_Exercise task_
Using the records below, give the number of lines where the word "businesses" appears, with no further output.

------ Task material

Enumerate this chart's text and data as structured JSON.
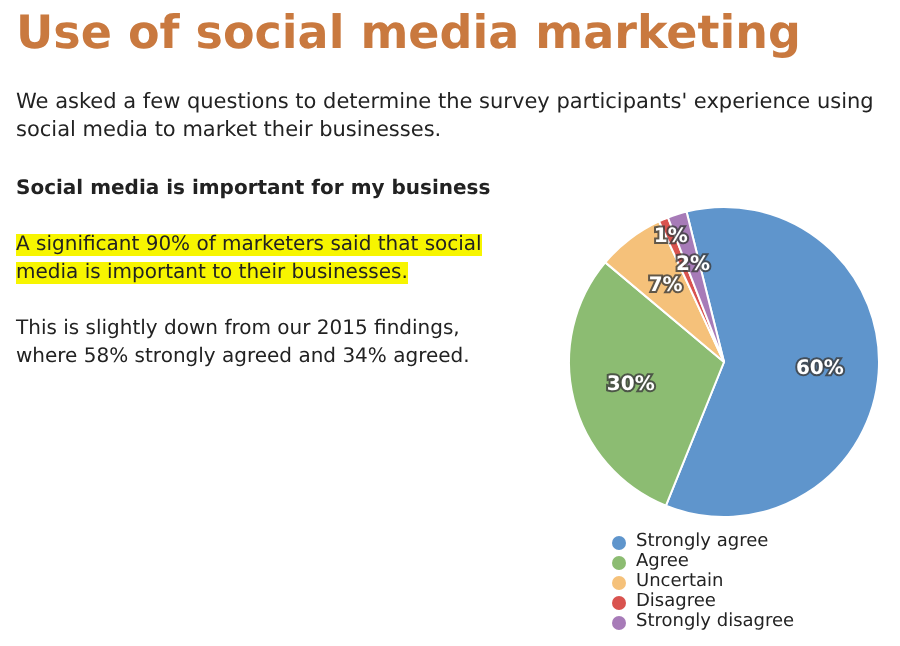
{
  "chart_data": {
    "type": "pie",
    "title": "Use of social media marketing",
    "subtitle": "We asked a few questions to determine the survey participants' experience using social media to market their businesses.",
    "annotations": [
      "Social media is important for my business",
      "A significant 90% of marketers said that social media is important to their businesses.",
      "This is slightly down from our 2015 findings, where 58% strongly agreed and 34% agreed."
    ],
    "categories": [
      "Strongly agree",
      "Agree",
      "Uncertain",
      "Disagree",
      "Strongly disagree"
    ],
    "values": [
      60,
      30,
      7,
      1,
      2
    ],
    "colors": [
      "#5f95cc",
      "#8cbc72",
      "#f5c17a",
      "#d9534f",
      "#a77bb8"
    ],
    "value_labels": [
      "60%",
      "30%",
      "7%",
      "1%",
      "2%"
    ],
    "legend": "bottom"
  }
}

------------

_Exercise output_
2